[Begin Task material]

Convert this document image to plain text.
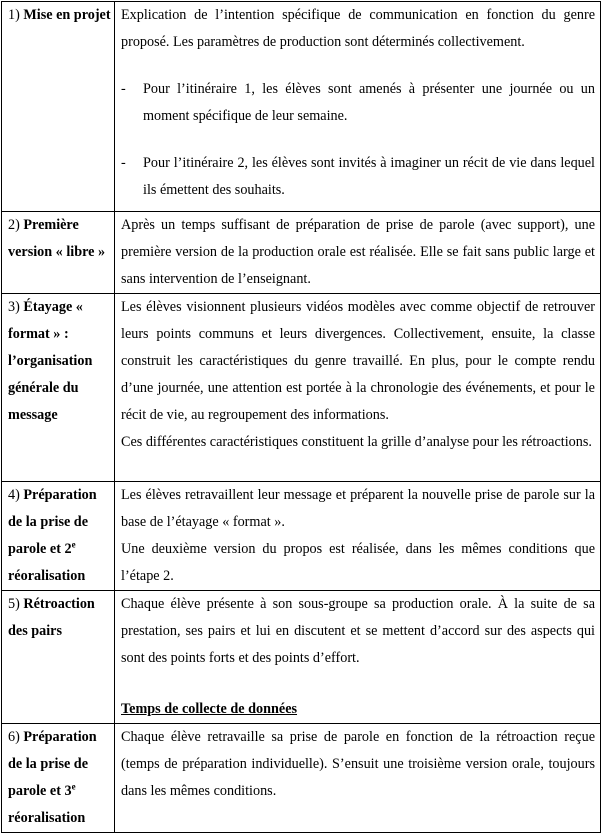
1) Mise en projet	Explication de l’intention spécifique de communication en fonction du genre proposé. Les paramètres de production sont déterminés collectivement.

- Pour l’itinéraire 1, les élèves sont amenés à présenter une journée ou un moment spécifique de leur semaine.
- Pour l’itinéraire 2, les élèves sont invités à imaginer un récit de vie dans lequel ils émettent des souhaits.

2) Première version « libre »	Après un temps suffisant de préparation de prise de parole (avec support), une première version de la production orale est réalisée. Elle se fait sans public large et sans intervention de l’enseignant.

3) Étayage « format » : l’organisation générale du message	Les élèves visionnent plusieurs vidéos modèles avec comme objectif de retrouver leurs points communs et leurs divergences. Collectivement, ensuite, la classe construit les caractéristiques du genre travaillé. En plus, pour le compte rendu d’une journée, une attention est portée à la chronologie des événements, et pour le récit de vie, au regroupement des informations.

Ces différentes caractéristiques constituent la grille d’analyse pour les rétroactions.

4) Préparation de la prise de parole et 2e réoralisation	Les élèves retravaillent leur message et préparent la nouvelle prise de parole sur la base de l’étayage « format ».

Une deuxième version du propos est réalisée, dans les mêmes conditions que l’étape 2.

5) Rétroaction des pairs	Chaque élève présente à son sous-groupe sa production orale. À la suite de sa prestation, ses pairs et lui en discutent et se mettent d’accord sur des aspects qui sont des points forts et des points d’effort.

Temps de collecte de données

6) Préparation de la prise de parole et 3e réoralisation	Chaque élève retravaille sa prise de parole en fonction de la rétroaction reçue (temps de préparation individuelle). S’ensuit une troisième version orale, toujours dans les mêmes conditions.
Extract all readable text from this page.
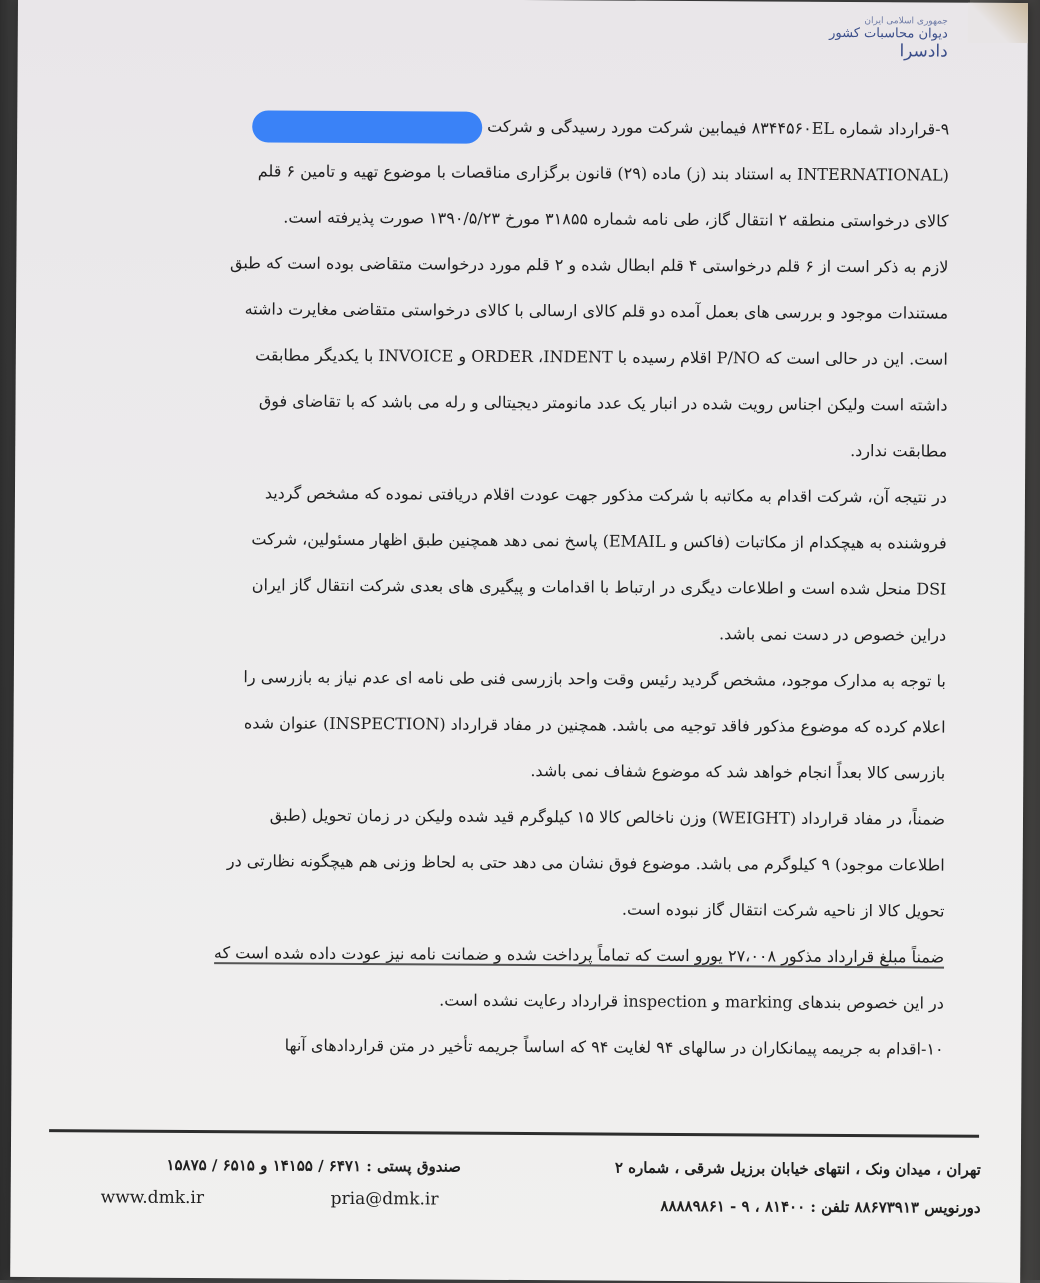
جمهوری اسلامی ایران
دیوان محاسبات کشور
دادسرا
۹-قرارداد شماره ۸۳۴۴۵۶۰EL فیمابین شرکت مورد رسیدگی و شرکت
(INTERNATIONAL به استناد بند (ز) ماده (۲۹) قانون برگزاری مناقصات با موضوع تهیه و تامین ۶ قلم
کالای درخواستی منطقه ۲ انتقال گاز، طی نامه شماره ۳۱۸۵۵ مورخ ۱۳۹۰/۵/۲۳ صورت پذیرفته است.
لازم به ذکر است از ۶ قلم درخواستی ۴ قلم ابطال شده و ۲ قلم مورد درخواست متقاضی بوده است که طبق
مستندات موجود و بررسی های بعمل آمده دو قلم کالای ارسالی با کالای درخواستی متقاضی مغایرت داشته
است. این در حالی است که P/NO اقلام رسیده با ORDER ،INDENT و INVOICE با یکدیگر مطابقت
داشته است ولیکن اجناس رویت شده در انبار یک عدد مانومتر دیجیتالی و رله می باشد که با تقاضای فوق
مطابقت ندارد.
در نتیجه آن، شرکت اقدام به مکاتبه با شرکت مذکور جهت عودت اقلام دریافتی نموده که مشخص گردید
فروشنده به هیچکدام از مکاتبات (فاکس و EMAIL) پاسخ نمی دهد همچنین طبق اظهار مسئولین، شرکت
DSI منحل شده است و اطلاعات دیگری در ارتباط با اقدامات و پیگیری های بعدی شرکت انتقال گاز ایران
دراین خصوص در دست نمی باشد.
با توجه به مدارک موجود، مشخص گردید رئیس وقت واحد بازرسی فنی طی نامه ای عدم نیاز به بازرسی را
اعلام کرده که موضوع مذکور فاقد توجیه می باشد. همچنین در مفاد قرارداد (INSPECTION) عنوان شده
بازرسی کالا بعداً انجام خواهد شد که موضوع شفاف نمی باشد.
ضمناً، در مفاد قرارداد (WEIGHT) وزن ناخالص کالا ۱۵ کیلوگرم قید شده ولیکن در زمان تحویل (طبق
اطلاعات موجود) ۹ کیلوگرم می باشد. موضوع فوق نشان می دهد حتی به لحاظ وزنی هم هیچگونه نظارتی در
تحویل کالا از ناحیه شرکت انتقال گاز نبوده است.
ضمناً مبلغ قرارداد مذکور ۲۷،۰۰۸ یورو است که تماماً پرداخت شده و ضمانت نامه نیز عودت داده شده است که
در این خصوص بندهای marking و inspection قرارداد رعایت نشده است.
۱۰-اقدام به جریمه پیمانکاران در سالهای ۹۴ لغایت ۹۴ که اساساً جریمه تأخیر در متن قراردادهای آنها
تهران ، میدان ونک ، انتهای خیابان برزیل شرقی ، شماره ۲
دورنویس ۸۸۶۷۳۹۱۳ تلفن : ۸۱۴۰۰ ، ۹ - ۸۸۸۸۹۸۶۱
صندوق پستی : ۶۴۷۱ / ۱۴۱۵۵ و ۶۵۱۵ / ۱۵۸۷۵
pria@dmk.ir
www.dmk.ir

[End Task material]

Exercise:
Search the preceding listing for "اطلاعات" and extract every line where it is found.

Exercise answer:
DSI منحل شده است و اطلاعات دیگری در ارتباط با اقدامات و پیگیری های بعدی شرکت انتقال گاز ایران
اطلاعات موجود) ۹ کیلوگرم می باشد. موضوع فوق نشان می دهد حتی به لحاظ وزنی هم هیچگونه نظارتی در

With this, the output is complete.